Find the line containing "Convert this screenshot" in the material below; copy that line and all following lines exactly.

** Material for the task **
○ ○ ○ ○ ○ ○ ○
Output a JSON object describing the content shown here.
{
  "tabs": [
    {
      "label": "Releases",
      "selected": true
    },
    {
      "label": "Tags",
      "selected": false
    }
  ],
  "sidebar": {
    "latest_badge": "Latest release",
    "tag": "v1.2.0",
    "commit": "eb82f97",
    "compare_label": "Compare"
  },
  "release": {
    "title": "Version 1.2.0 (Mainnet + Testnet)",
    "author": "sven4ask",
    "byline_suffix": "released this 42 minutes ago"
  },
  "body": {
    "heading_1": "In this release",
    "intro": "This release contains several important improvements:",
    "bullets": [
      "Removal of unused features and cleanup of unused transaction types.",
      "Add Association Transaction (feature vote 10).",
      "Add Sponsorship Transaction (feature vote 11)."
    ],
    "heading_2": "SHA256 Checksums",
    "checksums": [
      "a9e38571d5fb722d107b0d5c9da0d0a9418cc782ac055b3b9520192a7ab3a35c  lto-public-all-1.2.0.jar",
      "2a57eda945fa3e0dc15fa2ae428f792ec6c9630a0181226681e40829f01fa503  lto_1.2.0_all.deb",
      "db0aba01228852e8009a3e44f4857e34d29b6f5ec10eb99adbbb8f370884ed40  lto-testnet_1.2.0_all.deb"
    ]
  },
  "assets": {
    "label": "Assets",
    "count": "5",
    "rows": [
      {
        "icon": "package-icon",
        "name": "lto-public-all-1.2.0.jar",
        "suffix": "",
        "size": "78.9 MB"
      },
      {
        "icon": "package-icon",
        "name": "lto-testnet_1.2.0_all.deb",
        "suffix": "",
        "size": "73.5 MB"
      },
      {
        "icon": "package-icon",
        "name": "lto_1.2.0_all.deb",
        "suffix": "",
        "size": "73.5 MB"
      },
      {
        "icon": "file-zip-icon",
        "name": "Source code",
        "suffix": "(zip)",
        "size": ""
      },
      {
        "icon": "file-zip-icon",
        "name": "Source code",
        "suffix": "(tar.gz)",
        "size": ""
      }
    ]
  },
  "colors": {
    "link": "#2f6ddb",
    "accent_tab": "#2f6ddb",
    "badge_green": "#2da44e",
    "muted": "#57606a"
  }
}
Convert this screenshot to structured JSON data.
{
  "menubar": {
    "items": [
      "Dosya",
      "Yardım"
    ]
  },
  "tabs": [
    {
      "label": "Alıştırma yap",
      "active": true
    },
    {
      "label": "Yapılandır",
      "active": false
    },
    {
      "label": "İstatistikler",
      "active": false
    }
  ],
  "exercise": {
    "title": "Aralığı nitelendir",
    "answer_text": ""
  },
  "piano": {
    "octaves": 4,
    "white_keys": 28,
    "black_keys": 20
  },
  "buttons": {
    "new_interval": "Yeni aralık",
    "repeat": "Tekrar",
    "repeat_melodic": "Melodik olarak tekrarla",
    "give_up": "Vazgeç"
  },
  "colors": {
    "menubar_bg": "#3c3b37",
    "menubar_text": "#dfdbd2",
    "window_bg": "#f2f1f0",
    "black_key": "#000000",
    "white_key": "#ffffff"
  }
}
○ ○ ○ ○ ○ ○ ○
** Exercise result **
Convert this screenshot to structured JSON data.
{
  "menubar": {
    "items": [
      "Dosya",
      "Yardım"
    ]
  },
  "tabs": [
    {
      "label": "Alıştırma yap",
      "active": true
    },
    {
      "label": "Yapılandır",
      "active": false
    },
    {
      "label": "İstatistikler",
      "active": false
    }
  ],
  "exercise": {
    "title": "Aralığı nitelendir",
    "answer_text": ""
  },
  "piano": {
    "octaves": 4,
    "white_keys": 28,
    "black_keys": 20
  },
  "buttons": {
    "new_interval": "Yeni aralık",
    "repeat": "Tekrar",
    "repeat_melodic": "Melodik olarak tekrarla",
    "give_up": "Vazgeç"
  },
  "colors": {
    "menubar_bg": "#3c3b37",
    "menubar_text": "#dfdbd2",
    "window_bg": "#f2f1f0",
    "black_key": "#000000",
    "white_key": "#ffffff"
  }
}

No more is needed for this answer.